Stored data:

=-=-=

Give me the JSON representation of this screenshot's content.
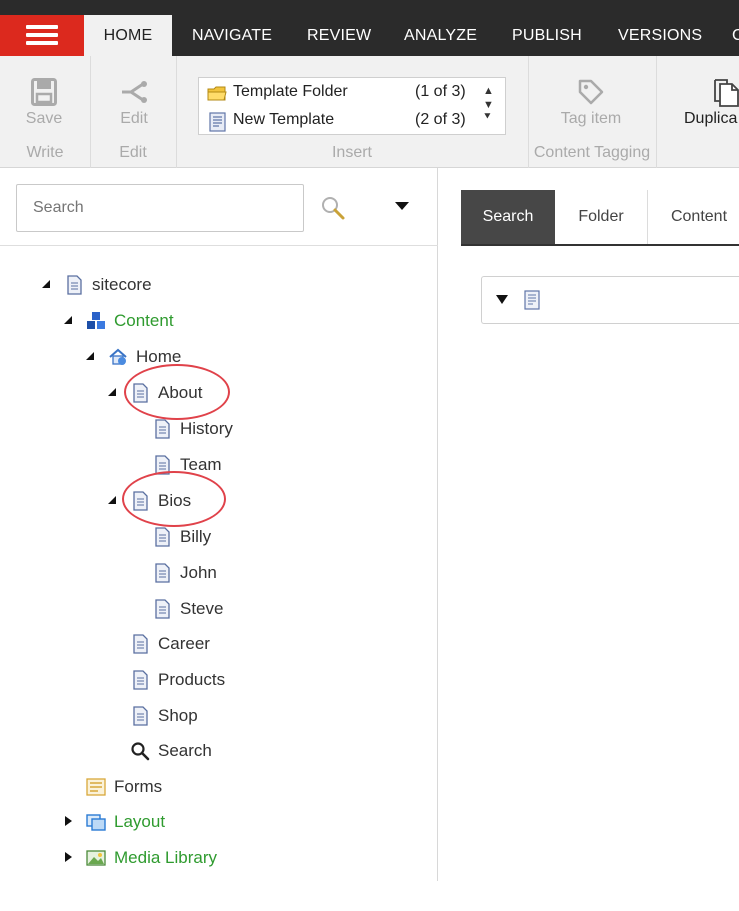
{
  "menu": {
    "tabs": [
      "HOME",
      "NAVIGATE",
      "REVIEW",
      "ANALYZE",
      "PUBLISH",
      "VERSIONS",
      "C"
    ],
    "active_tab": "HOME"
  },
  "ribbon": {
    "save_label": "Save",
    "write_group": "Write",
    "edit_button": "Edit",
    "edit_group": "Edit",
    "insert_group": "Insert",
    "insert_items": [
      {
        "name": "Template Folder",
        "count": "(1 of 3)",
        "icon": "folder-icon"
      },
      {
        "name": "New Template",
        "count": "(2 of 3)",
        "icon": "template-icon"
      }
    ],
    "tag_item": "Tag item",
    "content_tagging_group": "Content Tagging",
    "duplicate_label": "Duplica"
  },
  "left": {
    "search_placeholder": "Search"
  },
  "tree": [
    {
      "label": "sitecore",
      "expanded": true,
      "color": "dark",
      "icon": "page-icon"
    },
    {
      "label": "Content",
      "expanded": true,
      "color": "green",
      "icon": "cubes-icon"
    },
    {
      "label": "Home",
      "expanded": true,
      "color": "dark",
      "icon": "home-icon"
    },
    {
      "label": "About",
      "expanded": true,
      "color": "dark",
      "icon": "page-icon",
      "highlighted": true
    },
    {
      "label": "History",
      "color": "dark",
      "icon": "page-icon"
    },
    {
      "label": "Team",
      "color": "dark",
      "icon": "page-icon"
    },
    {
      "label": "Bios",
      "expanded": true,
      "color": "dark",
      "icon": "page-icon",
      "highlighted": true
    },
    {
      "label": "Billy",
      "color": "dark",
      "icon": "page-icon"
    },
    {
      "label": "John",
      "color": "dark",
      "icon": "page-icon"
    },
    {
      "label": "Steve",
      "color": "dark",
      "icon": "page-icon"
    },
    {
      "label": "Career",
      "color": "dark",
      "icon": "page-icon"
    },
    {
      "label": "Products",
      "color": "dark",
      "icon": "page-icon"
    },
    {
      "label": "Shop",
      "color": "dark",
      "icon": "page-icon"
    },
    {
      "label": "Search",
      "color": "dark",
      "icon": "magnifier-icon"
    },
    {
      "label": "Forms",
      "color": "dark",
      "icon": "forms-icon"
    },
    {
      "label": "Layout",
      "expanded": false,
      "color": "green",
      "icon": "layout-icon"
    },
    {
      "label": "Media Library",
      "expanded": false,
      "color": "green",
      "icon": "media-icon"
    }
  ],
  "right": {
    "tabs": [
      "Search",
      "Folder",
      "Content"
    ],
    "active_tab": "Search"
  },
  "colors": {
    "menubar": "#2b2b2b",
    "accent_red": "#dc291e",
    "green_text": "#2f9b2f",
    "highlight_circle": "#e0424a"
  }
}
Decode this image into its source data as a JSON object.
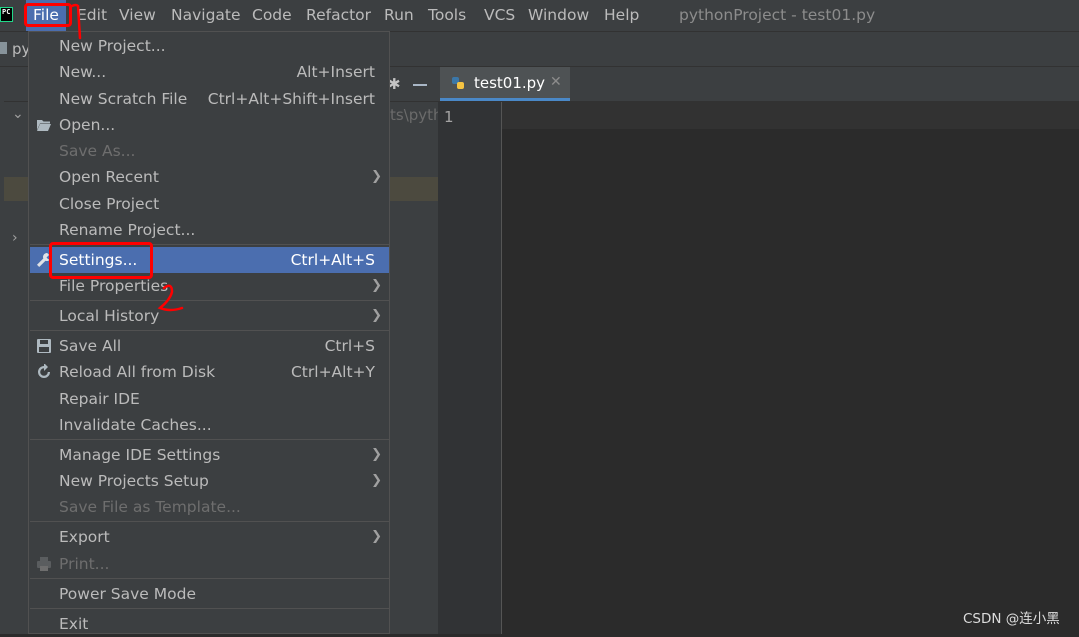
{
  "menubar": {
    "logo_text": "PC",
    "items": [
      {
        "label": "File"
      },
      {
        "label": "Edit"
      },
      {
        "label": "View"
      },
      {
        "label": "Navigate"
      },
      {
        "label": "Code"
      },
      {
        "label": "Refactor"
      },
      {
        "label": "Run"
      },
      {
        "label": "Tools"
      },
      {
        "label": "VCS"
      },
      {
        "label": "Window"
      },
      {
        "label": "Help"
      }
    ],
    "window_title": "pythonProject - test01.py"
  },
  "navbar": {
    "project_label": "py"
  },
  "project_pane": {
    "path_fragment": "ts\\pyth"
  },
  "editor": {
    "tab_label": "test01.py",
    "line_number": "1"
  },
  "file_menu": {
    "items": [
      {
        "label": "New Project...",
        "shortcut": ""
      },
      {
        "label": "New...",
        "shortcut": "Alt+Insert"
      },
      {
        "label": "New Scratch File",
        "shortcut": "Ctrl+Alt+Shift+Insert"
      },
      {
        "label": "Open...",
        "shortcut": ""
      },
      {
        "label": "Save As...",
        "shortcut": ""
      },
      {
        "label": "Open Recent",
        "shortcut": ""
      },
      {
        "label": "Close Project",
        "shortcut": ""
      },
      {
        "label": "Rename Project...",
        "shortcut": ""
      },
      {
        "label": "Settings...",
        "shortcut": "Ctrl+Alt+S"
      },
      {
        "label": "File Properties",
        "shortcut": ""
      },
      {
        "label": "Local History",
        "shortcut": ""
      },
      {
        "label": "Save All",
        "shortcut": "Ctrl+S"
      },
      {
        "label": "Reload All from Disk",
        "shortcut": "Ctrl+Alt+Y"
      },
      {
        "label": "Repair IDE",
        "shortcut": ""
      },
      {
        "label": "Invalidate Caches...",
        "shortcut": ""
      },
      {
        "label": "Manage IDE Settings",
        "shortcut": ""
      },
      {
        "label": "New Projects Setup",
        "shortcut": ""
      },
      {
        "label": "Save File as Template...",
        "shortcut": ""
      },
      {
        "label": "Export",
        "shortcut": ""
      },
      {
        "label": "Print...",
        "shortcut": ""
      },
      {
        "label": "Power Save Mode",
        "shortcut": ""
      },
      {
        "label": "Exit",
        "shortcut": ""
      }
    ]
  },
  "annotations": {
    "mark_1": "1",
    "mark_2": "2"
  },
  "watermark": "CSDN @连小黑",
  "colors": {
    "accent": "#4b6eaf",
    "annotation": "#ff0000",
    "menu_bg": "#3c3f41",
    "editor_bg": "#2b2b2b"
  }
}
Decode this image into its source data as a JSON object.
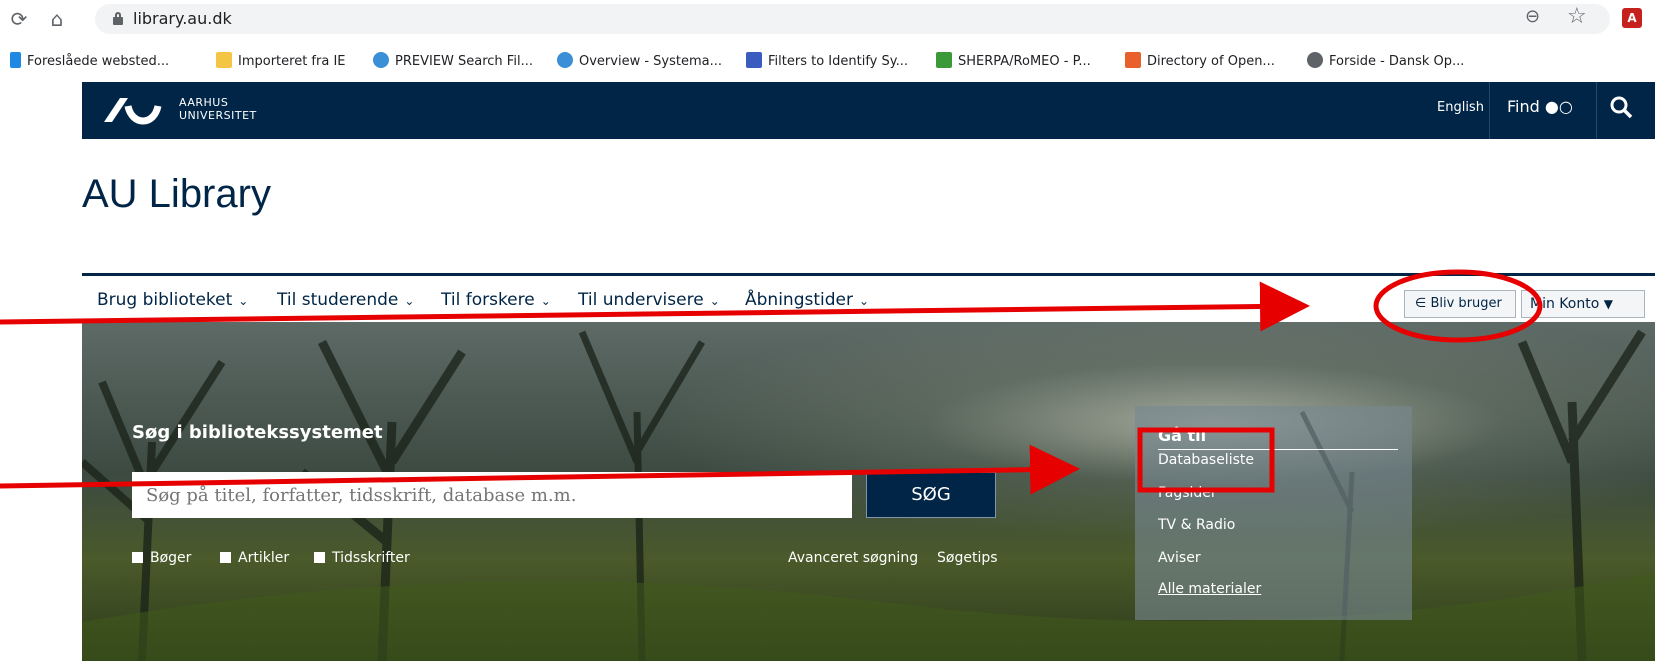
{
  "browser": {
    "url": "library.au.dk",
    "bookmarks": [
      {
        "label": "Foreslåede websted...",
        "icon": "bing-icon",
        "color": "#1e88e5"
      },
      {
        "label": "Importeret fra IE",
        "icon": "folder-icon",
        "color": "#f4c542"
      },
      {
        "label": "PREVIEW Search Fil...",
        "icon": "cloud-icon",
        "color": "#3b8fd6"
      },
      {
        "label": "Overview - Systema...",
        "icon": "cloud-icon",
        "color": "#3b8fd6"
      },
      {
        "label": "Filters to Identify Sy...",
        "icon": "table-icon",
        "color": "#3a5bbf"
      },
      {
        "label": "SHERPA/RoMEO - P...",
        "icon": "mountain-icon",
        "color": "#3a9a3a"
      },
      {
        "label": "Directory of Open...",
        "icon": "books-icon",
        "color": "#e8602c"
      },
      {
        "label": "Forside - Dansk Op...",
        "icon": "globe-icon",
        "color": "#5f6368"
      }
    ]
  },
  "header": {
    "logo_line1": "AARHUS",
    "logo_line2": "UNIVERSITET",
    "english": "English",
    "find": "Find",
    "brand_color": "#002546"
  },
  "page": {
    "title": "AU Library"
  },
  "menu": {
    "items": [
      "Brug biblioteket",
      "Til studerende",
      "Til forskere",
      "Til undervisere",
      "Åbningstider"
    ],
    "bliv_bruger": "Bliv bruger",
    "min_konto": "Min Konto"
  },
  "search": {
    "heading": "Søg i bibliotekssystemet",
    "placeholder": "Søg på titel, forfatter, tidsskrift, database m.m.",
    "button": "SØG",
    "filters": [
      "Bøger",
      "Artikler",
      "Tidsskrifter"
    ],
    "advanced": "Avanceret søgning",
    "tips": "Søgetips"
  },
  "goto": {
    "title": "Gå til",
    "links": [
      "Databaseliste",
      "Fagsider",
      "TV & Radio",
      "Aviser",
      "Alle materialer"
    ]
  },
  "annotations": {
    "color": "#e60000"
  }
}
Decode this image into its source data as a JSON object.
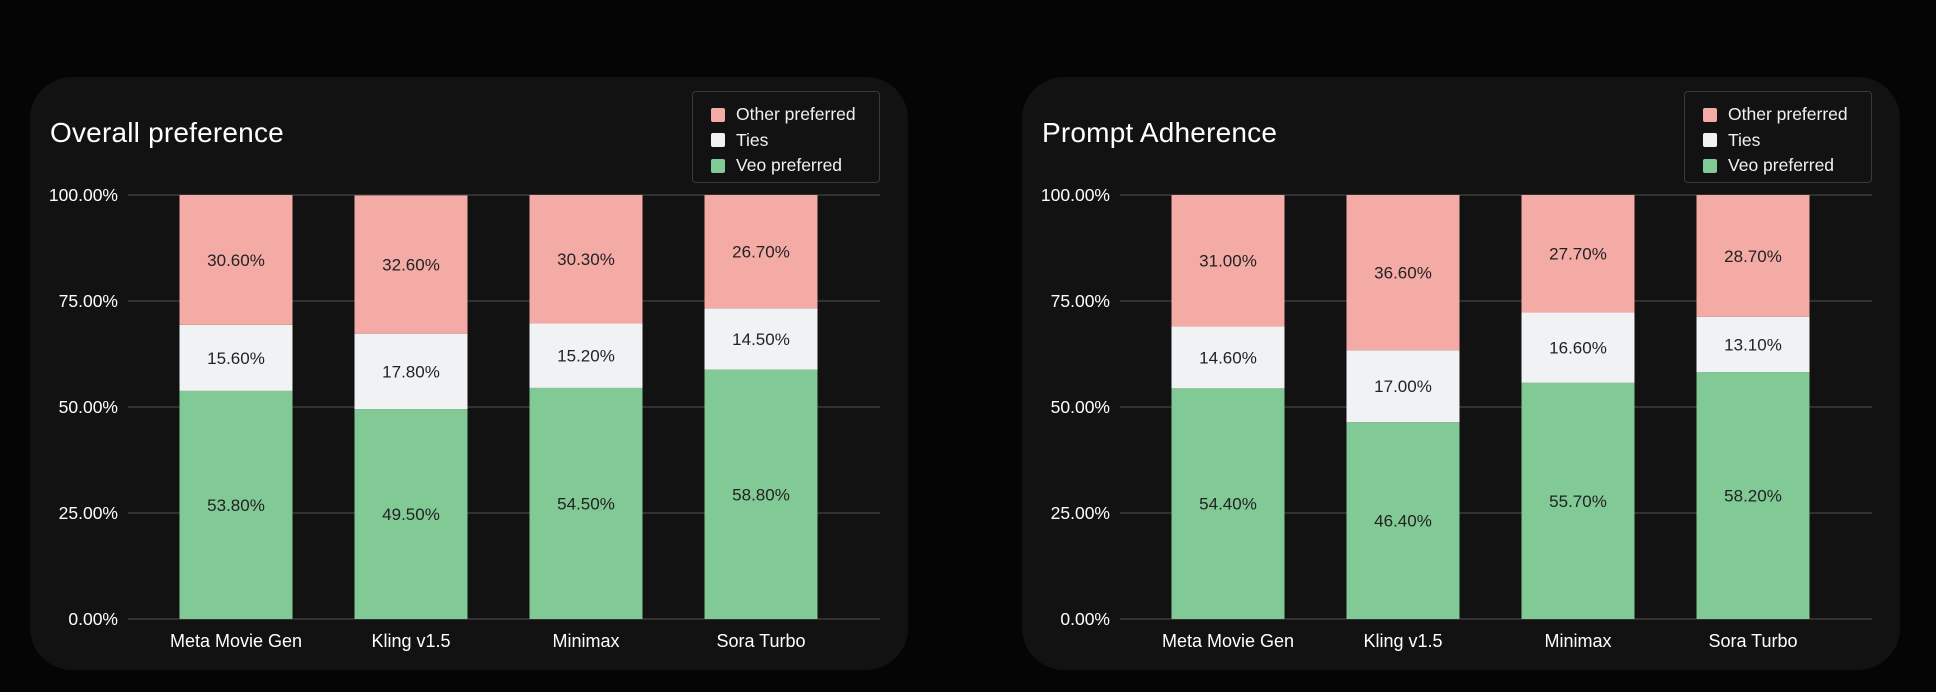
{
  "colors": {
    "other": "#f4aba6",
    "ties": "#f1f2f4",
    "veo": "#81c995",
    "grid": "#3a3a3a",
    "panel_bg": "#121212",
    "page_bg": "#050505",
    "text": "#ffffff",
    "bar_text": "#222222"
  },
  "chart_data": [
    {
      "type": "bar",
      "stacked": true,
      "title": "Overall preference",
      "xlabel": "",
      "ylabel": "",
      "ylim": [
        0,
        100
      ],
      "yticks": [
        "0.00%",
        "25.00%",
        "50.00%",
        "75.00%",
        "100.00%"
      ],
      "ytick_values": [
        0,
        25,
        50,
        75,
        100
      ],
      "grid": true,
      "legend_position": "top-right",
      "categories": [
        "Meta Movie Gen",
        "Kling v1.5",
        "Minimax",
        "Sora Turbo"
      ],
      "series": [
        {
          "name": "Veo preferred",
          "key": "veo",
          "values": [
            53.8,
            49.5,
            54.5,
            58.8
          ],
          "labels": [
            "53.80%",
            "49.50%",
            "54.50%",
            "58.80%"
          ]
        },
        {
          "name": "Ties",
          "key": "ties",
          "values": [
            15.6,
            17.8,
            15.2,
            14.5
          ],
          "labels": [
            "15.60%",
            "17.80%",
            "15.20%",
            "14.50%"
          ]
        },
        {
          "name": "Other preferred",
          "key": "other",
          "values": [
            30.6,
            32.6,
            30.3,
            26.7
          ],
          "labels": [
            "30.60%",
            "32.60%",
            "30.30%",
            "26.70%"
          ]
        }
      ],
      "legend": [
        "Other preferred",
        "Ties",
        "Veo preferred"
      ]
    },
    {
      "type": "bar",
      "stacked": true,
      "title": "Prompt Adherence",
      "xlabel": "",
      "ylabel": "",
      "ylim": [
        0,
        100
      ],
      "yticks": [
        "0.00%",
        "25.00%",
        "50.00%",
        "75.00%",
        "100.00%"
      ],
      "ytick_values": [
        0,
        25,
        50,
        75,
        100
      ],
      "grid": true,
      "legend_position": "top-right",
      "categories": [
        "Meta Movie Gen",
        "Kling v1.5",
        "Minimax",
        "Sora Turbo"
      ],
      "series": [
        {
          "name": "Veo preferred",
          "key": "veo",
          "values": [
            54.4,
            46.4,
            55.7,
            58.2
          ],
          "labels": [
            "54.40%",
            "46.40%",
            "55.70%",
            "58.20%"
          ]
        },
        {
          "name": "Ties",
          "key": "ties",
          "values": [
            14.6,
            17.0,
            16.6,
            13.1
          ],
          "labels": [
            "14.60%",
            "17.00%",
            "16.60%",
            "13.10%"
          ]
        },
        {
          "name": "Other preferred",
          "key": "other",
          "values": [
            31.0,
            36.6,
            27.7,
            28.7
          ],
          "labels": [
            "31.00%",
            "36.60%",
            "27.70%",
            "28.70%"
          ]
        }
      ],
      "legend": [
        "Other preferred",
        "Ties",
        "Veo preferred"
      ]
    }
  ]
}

=-=-=

Task directions:
Say how many lines contain the string "Save", giving nothing but the count.

Result of this exercise:
5